(Records from a data source)
>> begin
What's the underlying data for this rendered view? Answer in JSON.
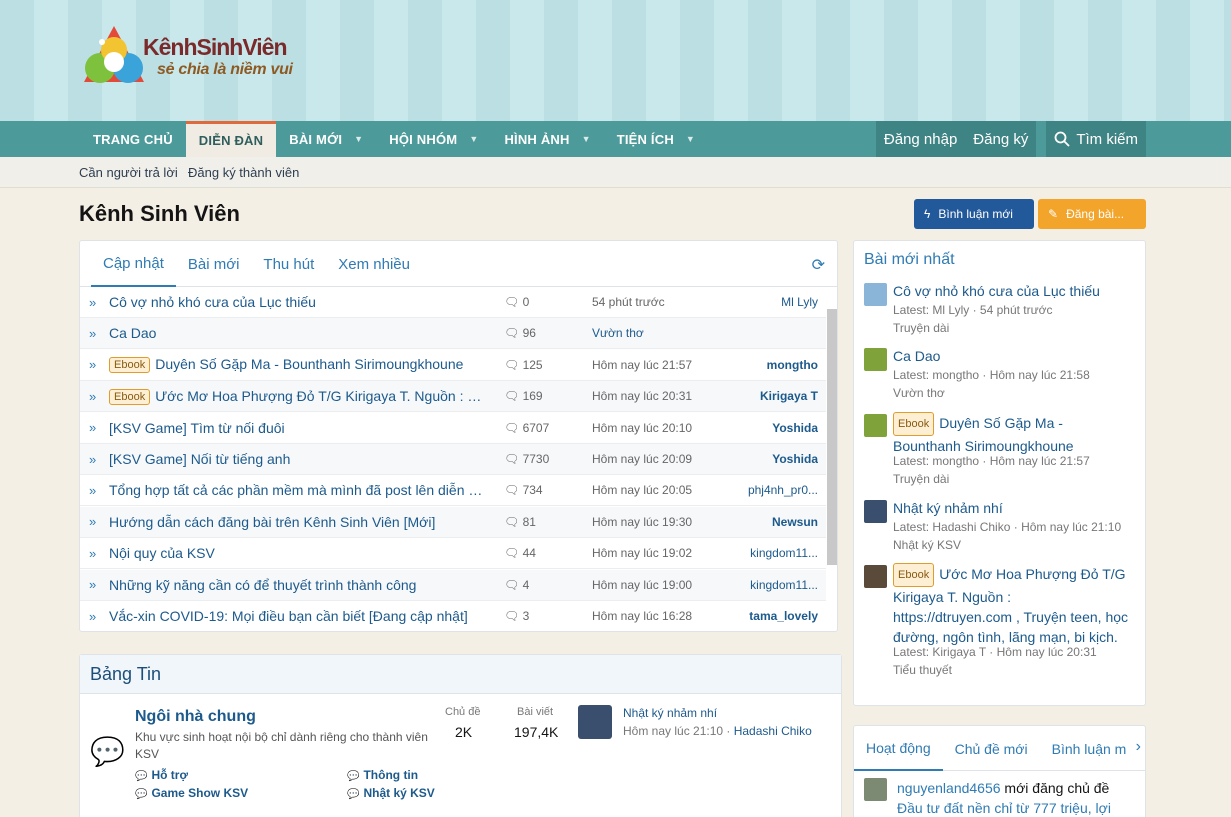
{
  "logo": {
    "line1a": "Kênh",
    "line1b": "Sinh",
    "line1c": "Viên",
    "line2": "sẻ chia là niềm vui"
  },
  "nav": {
    "tabs": [
      {
        "label": "TRANG CHỦ"
      },
      {
        "label": "DIỄN ĐÀN"
      },
      {
        "label": "BÀI MỚI"
      },
      {
        "label": "HỘI NHÓM"
      },
      {
        "label": "HÌNH ẢNH"
      },
      {
        "label": "TIỆN ÍCH"
      }
    ],
    "login": "Đăng nhập",
    "register": "Đăng ký",
    "search": "Tìm kiếm"
  },
  "subnav": {
    "link1": "Cần người trả lời",
    "link2": "Đăng ký thành viên"
  },
  "page": {
    "title": "Kênh Sinh Viên",
    "btn_comment": "Bình luận mới",
    "btn_post": "Đăng bài..."
  },
  "main": {
    "tabs": [
      "Cập nhật",
      "Bài mới",
      "Thu hút",
      "Xem nhiều"
    ],
    "threads": [
      {
        "prefix": "",
        "title": "Cô vợ nhỏ khó cưa của Lục thiếu",
        "replies": "0",
        "time": "54 phút trước",
        "user": "Ml Lyly"
      },
      {
        "prefix": "",
        "title": "Ca Dao",
        "replies": "96",
        "time": "Vườn thơ",
        "user": ""
      },
      {
        "prefix": "Ebook",
        "title": "Duyên Số Gặp Ma - Bounthanh Sirimoungkhoune",
        "replies": "125",
        "time": "Hôm nay lúc 21:57",
        "user": "mongtho"
      },
      {
        "prefix": "Ebook",
        "title": "Ước Mơ Hoa Phượng Đỏ T/G Kirigaya T. Nguồn : https://dtruyen.com",
        "replies": "169",
        "time": "Hôm nay lúc 20:31",
        "user": "Kirigaya T"
      },
      {
        "prefix": "",
        "title": "[KSV Game] Tìm từ nối đuôi",
        "replies": "6707",
        "time": "Hôm nay lúc 20:10",
        "user": "Yoshida"
      },
      {
        "prefix": "",
        "title": "[KSV Game] Nối từ tiếng anh",
        "replies": "7730",
        "time": "Hôm nay lúc 20:09",
        "user": "Yoshida"
      },
      {
        "prefix": "",
        "title": "Tổng hợp tất cả các phần mềm mà mình đã post lên diễn đàn",
        "replies": "734",
        "time": "Hôm nay lúc 20:05",
        "user": "phj4nh_pr0..."
      },
      {
        "prefix": "",
        "title": "Hướng dẫn cách đăng bài trên Kênh Sinh Viên [Mới]",
        "replies": "81",
        "time": "Hôm nay lúc 19:30",
        "user": "Newsun"
      },
      {
        "prefix": "",
        "title": "Nội quy của KSV",
        "replies": "44",
        "time": "Hôm nay lúc 19:02",
        "user": "kingdom11..."
      },
      {
        "prefix": "",
        "title": "Những kỹ năng cần có để thuyết trình thành công",
        "replies": "4",
        "time": "Hôm nay lúc 19:00",
        "user": "kingdom11..."
      },
      {
        "prefix": "",
        "title": "Vắc-xin COVID-19: Mọi điều bạn cần biết [Đang cập nhật]",
        "replies": "3",
        "time": "Hôm nay lúc 16:28",
        "user": "tama_lovely"
      }
    ]
  },
  "bang": {
    "title": "Bảng Tin",
    "forum_title": "Ngôi nhà chung",
    "forum_desc": "Khu vực sinh hoạt nội bộ chỉ dành riêng cho thành viên KSV",
    "topics_label": "Chủ đề",
    "topics": "2K",
    "posts_label": "Bài viết",
    "posts": "197,4K",
    "last_title": "Nhật ký nhảm nhí",
    "last_meta": "Hôm nay lúc 21:10 · ",
    "last_user": "Hadashi Chiko",
    "subforums": [
      "Hỗ trợ",
      "Thông tin",
      "Game Show KSV",
      "Nhật ký KSV"
    ]
  },
  "side": {
    "title": "Bài mới nhất",
    "items": [
      {
        "prefix": "",
        "title": "Cô vợ nhỏ khó cưa của Lục thiếu",
        "meta": "Latest: Ml Lyly · 54 phút trước",
        "forum": "Truyện dài"
      },
      {
        "prefix": "",
        "title": "Ca Dao",
        "meta": "Latest: mongtho · Hôm nay lúc 21:58",
        "forum": "Vườn thơ"
      },
      {
        "prefix": "Ebook",
        "title": "Duyên Số Gặp Ma - Bounthanh Sirimoungkhoune",
        "meta": "Latest: mongtho · Hôm nay lúc 21:57",
        "forum": "Truyện dài"
      },
      {
        "prefix": "",
        "title": "Nhật ký nhảm nhí",
        "meta": "Latest: Hadashi Chiko · Hôm nay lúc 21:10",
        "forum": "Nhật ký KSV"
      },
      {
        "prefix": "Ebook",
        "title": "Ước Mơ Hoa Phượng Đỏ T/G Kirigaya T. Nguồn : https://dtruyen.com , Truyện teen, học đường, ngôn tình, lãng mạn, bi kịch.",
        "meta": "Latest: Kirigaya T · Hôm nay lúc 20:31",
        "forum": "Tiểu thuyết"
      }
    ]
  },
  "activity": {
    "tabs": [
      "Hoạt động",
      "Chủ đề mới",
      "Bình luận m"
    ],
    "user": "nguyenland4656",
    "text": " mới đăng chủ đề ",
    "thread": "Đầu tư đất nền chỉ từ 777 triệu, lợi"
  },
  "colors": {
    "nav": "#4c9a9a",
    "accent_blue": "#22599b",
    "accent_orange": "#f3a42a",
    "link": "#2f7bb3"
  }
}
>> end
● **TO DO**:
Copy every line of the data that holds the string "replies".

● **EXERCISE OUTPUT**:
        "replies": "0",
        "replies": "96",
        "replies": "125",
        "replies": "169",
        "replies": "6707",
        "replies": "7730",
        "replies": "734",
        "replies": "81",
        "replies": "44",
        "replies": "4",
        "replies": "3",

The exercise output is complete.